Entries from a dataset
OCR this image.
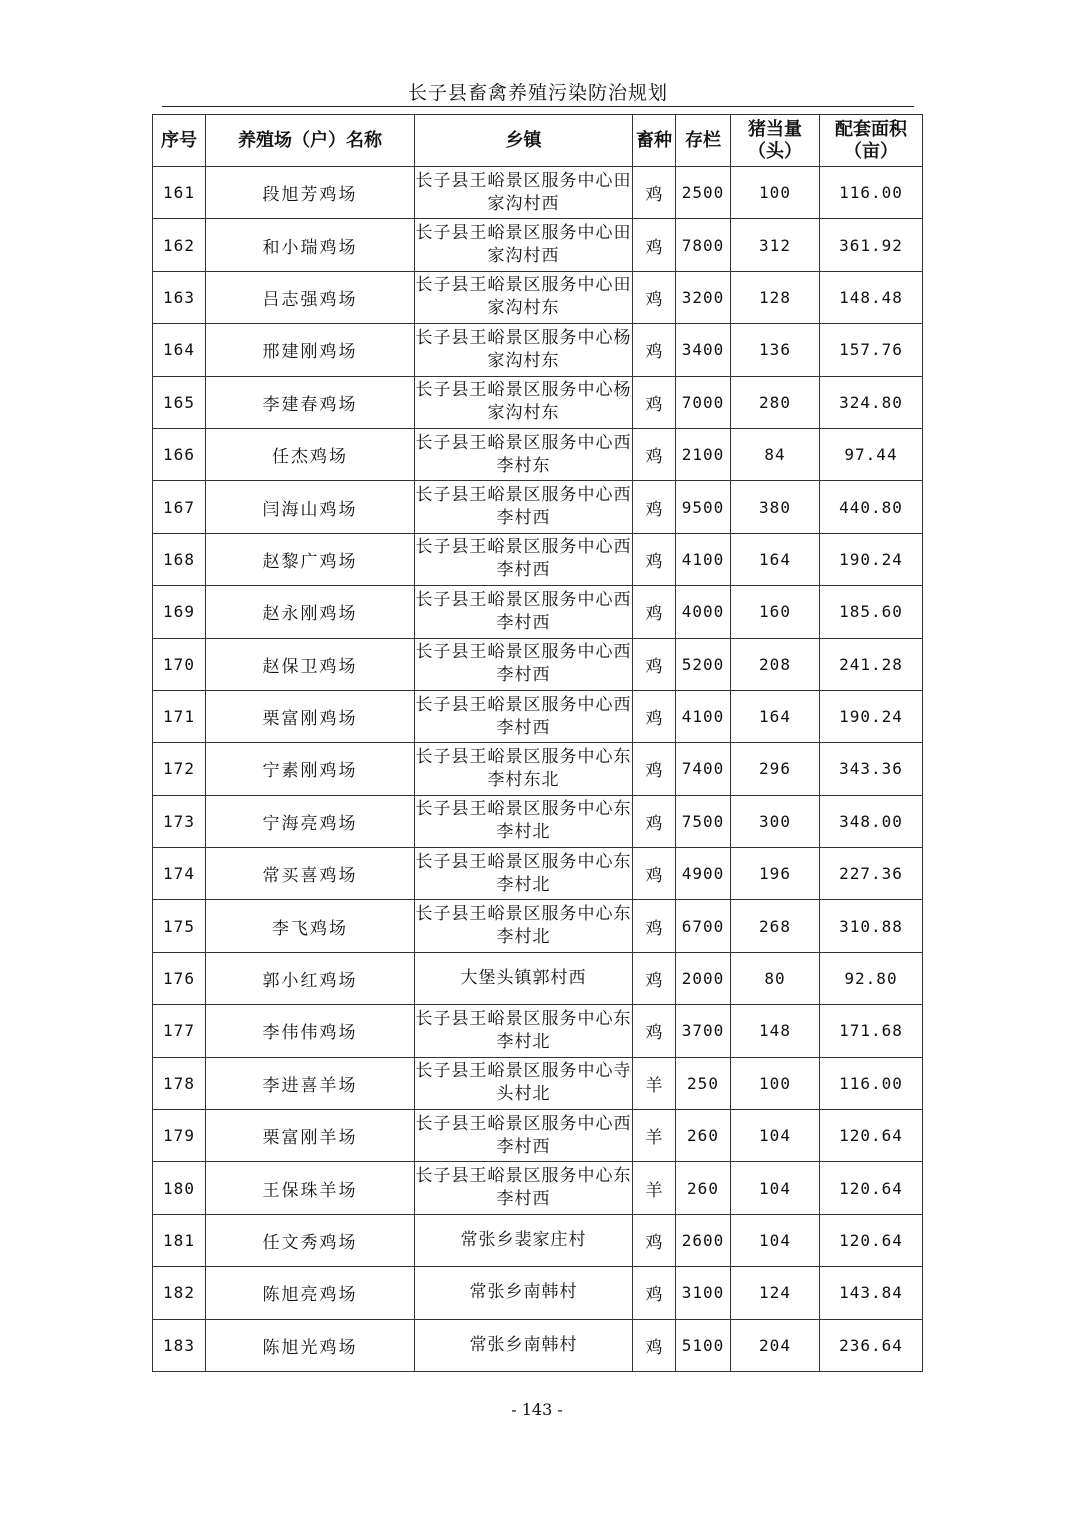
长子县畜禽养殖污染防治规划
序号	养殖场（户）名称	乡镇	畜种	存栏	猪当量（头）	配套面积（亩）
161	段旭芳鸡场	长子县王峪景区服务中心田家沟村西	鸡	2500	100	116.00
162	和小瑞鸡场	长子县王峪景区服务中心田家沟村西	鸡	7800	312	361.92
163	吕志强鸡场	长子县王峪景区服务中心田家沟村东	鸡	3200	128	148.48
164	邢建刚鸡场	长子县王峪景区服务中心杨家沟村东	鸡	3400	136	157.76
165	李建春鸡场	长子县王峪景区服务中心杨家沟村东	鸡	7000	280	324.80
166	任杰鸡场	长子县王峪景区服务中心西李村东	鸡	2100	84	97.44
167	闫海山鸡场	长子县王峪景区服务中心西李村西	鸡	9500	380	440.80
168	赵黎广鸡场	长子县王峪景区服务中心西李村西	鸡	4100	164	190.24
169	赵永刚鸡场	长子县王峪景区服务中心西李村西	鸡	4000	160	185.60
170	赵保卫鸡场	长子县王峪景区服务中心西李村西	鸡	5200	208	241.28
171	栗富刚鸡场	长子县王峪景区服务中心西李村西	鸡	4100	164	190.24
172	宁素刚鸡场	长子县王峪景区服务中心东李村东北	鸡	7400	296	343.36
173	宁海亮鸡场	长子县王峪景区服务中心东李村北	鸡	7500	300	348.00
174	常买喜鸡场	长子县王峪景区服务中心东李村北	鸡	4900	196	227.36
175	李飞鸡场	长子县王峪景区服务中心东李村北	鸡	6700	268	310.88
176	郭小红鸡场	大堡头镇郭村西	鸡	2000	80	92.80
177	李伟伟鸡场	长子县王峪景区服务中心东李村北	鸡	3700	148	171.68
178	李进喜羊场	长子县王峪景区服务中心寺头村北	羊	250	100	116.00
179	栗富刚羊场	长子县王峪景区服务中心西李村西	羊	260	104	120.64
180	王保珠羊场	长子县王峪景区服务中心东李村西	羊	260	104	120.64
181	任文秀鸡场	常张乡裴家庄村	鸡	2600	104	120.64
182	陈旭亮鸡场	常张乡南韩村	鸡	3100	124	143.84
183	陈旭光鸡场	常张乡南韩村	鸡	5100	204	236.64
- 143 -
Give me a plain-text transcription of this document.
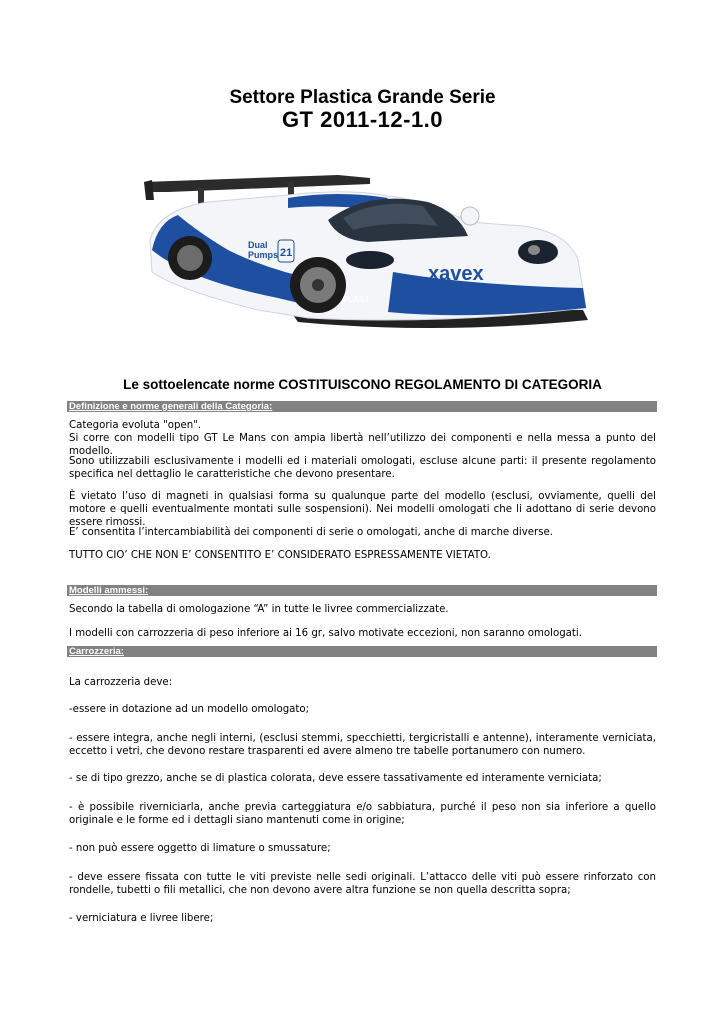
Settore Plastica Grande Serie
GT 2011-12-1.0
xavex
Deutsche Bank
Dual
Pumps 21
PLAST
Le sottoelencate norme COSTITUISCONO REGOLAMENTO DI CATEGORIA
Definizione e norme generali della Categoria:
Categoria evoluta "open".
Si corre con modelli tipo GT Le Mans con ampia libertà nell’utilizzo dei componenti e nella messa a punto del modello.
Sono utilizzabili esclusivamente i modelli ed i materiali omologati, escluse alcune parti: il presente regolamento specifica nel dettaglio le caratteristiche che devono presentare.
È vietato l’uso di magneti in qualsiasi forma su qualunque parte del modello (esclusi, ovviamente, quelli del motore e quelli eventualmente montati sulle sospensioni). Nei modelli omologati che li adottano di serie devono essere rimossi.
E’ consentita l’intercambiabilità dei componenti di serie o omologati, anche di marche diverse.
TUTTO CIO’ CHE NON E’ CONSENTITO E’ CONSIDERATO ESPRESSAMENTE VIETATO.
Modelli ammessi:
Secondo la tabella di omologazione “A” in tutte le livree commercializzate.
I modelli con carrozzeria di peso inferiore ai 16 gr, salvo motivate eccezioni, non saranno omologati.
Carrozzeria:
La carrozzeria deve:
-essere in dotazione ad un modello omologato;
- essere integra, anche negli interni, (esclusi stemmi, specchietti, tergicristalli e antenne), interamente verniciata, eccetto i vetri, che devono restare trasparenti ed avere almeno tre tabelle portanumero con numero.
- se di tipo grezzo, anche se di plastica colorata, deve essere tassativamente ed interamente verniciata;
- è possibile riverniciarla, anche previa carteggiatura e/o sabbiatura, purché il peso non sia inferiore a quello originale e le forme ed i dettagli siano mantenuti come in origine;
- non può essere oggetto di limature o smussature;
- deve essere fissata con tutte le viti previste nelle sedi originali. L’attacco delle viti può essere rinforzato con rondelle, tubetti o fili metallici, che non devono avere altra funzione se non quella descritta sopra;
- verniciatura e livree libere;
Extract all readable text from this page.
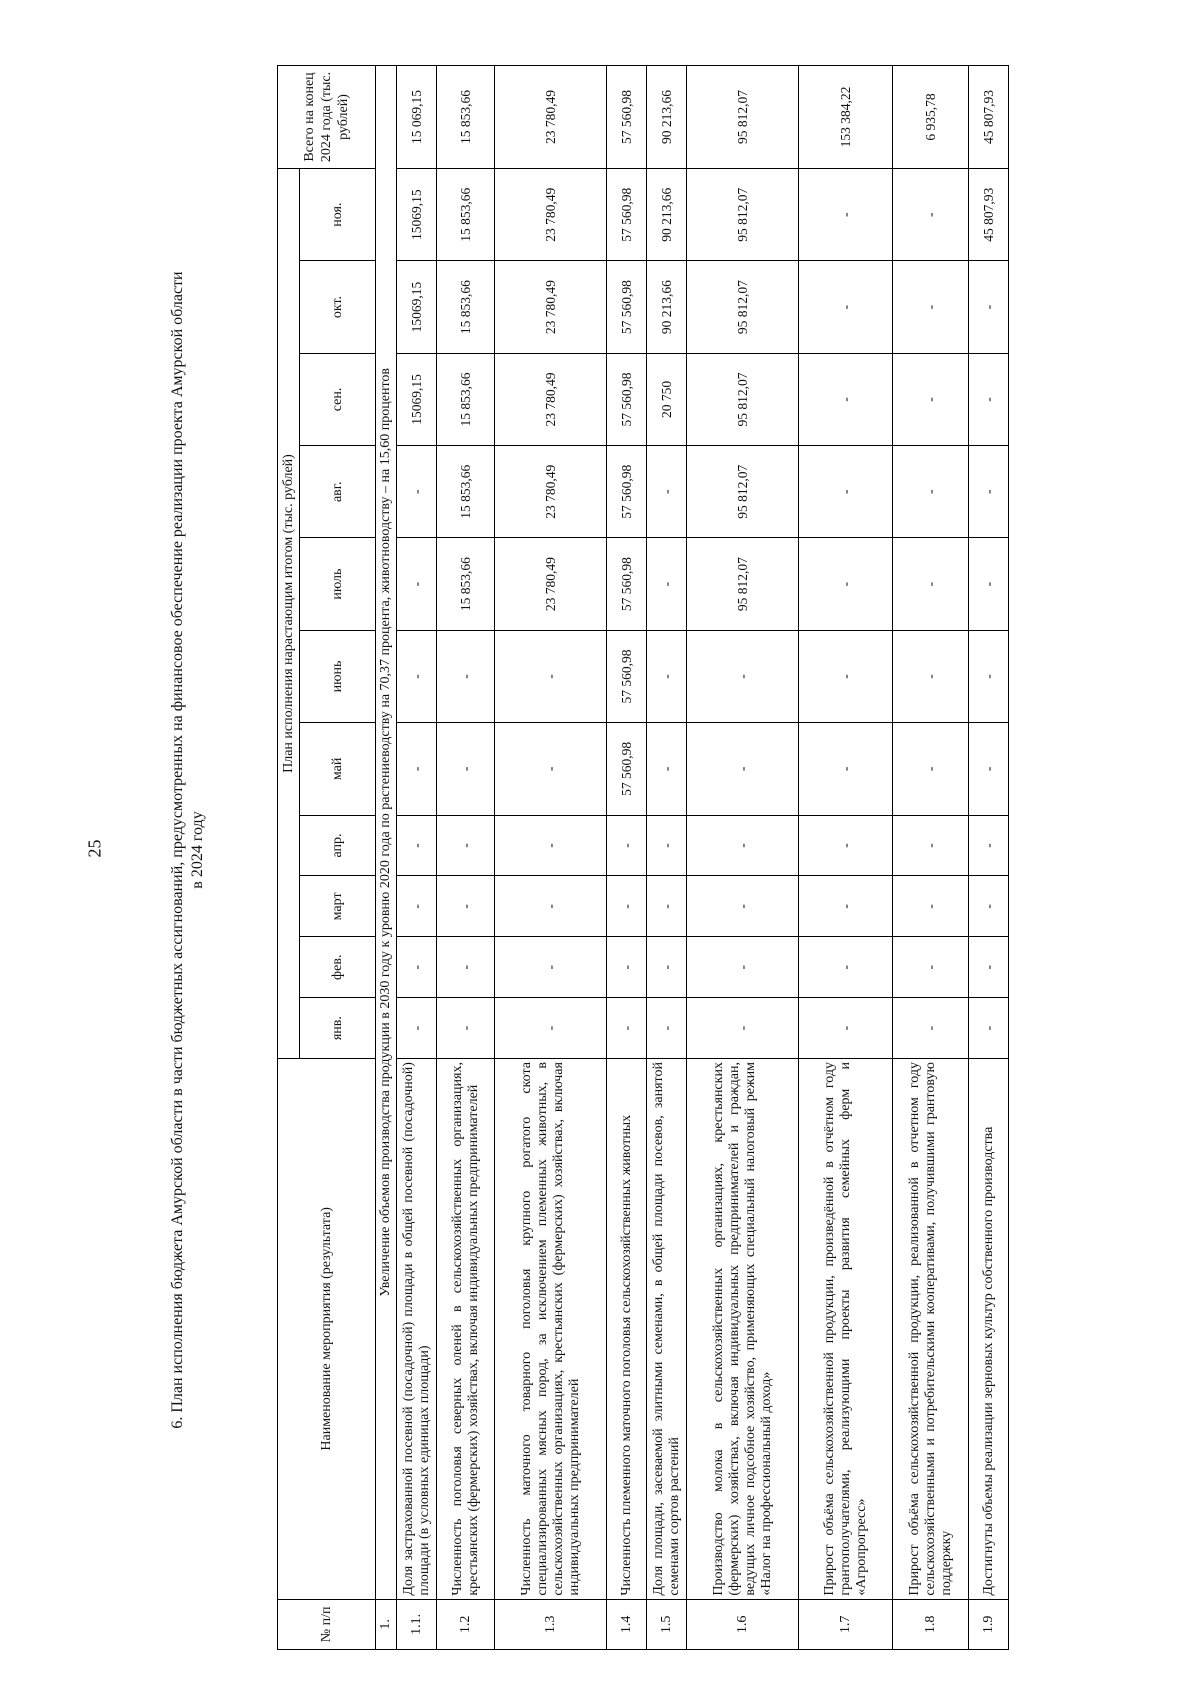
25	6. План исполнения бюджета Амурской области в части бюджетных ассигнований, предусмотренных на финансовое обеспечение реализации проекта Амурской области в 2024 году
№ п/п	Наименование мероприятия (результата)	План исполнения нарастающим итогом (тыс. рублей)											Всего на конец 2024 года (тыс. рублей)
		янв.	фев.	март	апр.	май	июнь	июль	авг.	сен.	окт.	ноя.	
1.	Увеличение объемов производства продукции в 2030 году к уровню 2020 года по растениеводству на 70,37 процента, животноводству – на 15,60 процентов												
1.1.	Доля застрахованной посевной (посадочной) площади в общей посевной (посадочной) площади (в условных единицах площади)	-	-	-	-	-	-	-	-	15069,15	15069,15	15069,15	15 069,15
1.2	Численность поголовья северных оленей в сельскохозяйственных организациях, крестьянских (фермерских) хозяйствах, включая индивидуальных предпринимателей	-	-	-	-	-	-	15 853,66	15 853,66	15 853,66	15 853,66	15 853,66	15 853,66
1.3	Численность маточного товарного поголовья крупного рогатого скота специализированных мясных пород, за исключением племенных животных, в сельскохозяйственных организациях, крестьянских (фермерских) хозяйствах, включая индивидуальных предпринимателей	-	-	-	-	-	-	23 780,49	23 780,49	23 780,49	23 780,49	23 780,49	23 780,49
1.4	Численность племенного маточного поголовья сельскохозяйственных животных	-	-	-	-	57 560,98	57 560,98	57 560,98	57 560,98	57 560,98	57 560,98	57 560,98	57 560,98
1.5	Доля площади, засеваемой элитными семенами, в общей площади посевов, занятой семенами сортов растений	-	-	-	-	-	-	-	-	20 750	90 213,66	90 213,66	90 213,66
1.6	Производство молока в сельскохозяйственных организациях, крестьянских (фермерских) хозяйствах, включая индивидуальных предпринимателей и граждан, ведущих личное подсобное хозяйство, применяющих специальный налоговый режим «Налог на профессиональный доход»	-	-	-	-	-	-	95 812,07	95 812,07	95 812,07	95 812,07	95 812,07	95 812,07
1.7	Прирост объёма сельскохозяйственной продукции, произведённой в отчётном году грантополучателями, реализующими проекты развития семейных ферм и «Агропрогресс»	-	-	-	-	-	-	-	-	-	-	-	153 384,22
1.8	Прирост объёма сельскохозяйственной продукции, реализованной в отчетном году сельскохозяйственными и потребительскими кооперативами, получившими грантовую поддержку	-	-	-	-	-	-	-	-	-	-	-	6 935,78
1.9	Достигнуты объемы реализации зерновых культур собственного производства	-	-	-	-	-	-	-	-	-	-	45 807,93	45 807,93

Stated goal ▸
Examine the records and pull out every line where the string "хозяйствах" occurs.

Correct output ▸
1.2	Численность поголовья северных оленей в сельскохозяйственных организациях, крестьянских (фермерских) хозяйствах, включая индивидуальных предпринимателей	-	-	-	-	-	-	15 853,66	15 853,66	15 853,66	15 853,66	15 853,66	15 853,66
1.3	Численность маточного товарного поголовья крупного рогатого скота специализированных мясных пород, за исключением племенных животных, в сельскохозяйственных организациях, крестьянских (фермерских) хозяйствах, включая индивидуальных предпринимателей	-	-	-	-	-	-	23 780,49	23 780,49	23 780,49	23 780,49	23 780,49	23 780,49
1.6	Производство молока в сельскохозяйственных организациях, крестьянских (фермерских) хозяйствах, включая индивидуальных предпринимателей и граждан, ведущих личное подсобное хозяйство, применяющих специальный налоговый режим «Налог на профессиональный доход»	-	-	-	-	-	-	95 812,07	95 812,07	95 812,07	95 812,07	95 812,07	95 812,07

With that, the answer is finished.